— BEGIN ENTRIES SUPPLIED —
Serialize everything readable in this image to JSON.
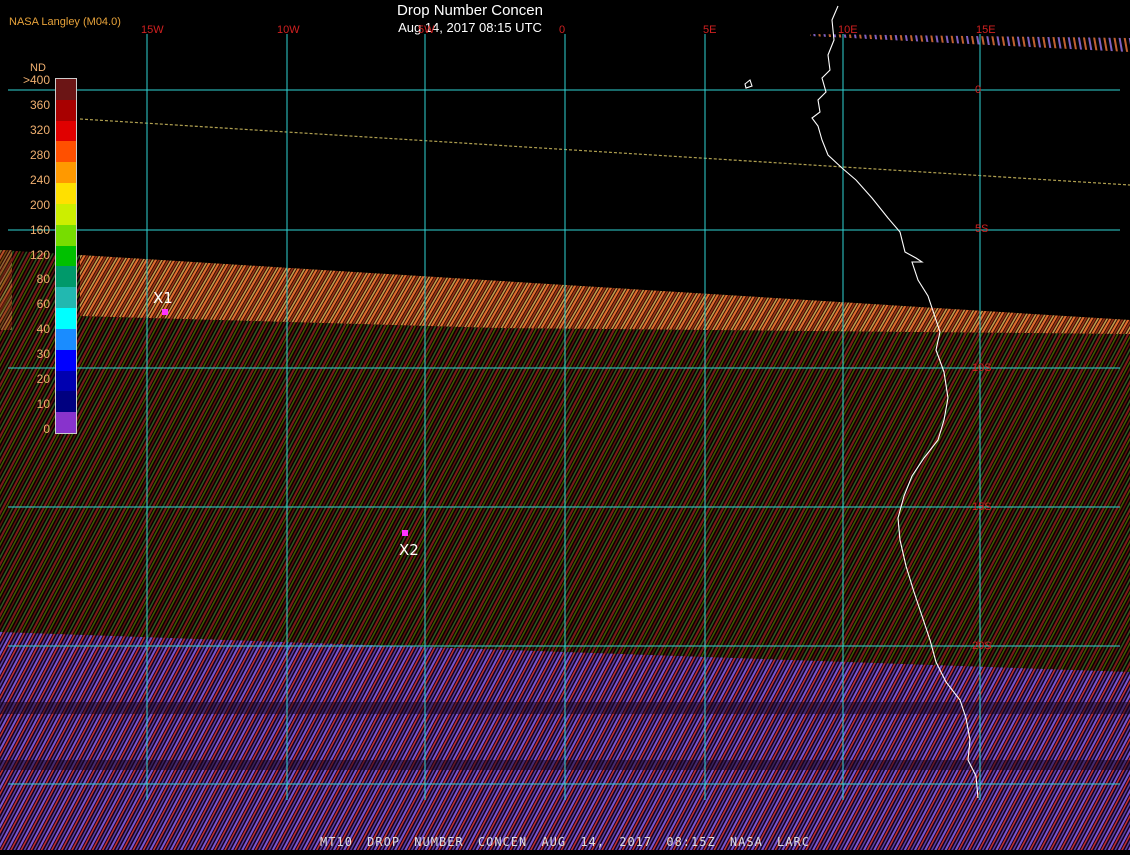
{
  "map": {
    "title": "Drop Number Concen",
    "subtitle": "Aug 14, 2017 08:15 UTC",
    "producer": "NASA Langley (M04.0)",
    "footer": "MT10  DROP NUMBER CONCEN  AUG 14, 2017 08:15Z  NASA LARC"
  },
  "grid": {
    "longitudes": [
      "15W",
      "10W",
      "5W",
      "0",
      "5E",
      "10E",
      "15E"
    ],
    "latitudes": [
      "0",
      "5S",
      "10S",
      "15S",
      "20S"
    ],
    "line_color": "#2fd4d4",
    "label_color": "#d02020"
  },
  "legend": {
    "unit": "ND",
    "labels": [
      ">400",
      "360",
      "320",
      "280",
      "240",
      "200",
      "160",
      "120",
      "80",
      "60",
      "40",
      "30",
      "20",
      "10",
      "0"
    ],
    "colors": [
      "#6b1515",
      "#a80000",
      "#e00000",
      "#ff5000",
      "#ff9900",
      "#ffe000",
      "#ccee00",
      "#77dd00",
      "#00c000",
      "#00996a",
      "#22b8b0",
      "#00ffff",
      "#1a8cff",
      "#0000ff",
      "#0000b0",
      "#000080",
      "#8833cc"
    ]
  },
  "markers": [
    {
      "label": "X1",
      "color": "#ff33ff"
    },
    {
      "label": "X2",
      "color": "#ff33ff"
    }
  ]
}
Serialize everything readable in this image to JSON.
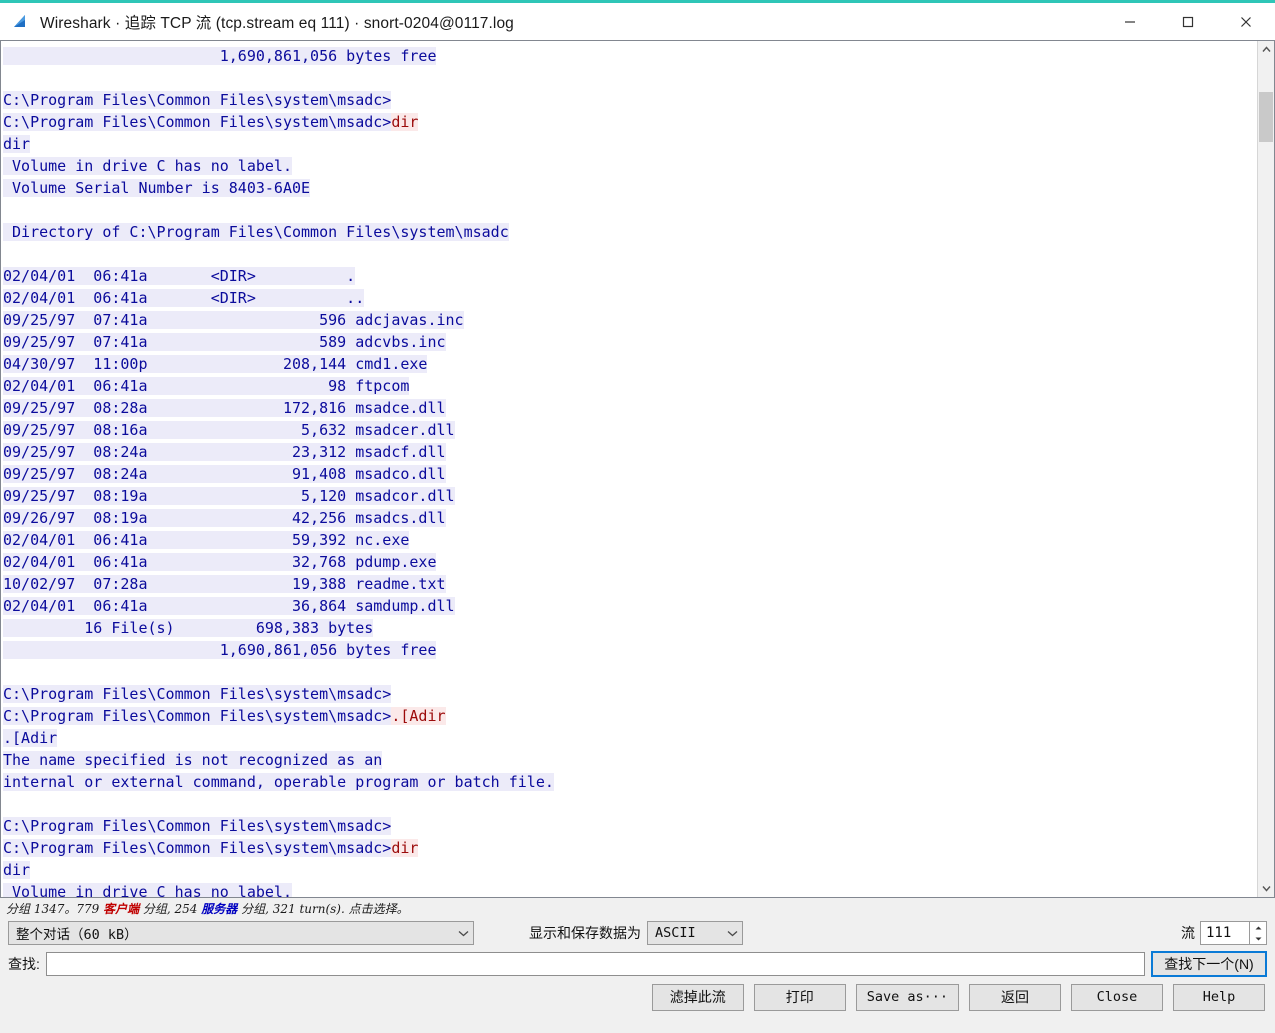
— END ENTRIES SUPPLIED —
Repeat the listing in full and exactly. Leave any pictures out.

Serialize everything readable in this image to JSON.
{
  "map": {
    "title": "Drop Number Concen",
    "subtitle": "Aug 14, 2017 08:15 UTC",
    "producer": "NASA Langley (M04.0)",
    "footer": "MT10  DROP NUMBER CONCEN  AUG 14, 2017 08:15Z  NASA LARC"
  },
  "grid": {
    "longitudes": [
      "15W",
      "10W",
      "5W",
      "0",
      "5E",
      "10E",
      "15E"
    ],
    "latitudes": [
      "0",
      "5S",
      "10S",
      "15S",
      "20S"
    ],
    "line_color": "#2fd4d4",
    "label_color": "#d02020"
  },
  "legend": {
    "unit": "ND",
    "labels": [
      ">400",
      "360",
      "320",
      "280",
      "240",
      "200",
      "160",
      "120",
      "80",
      "60",
      "40",
      "30",
      "20",
      "10",
      "0"
    ],
    "colors": [
      "#6b1515",
      "#a80000",
      "#e00000",
      "#ff5000",
      "#ff9900",
      "#ffe000",
      "#ccee00",
      "#77dd00",
      "#00c000",
      "#00996a",
      "#22b8b0",
      "#00ffff",
      "#1a8cff",
      "#0000ff",
      "#0000b0",
      "#000080",
      "#8833cc"
    ]
  },
  "markers": [
    {
      "label": "X1",
      "color": "#ff33ff"
    },
    {
      "label": "X2",
      "color": "#ff33ff"
    }
  ]
}
Serialize everything readable in this image to JSON.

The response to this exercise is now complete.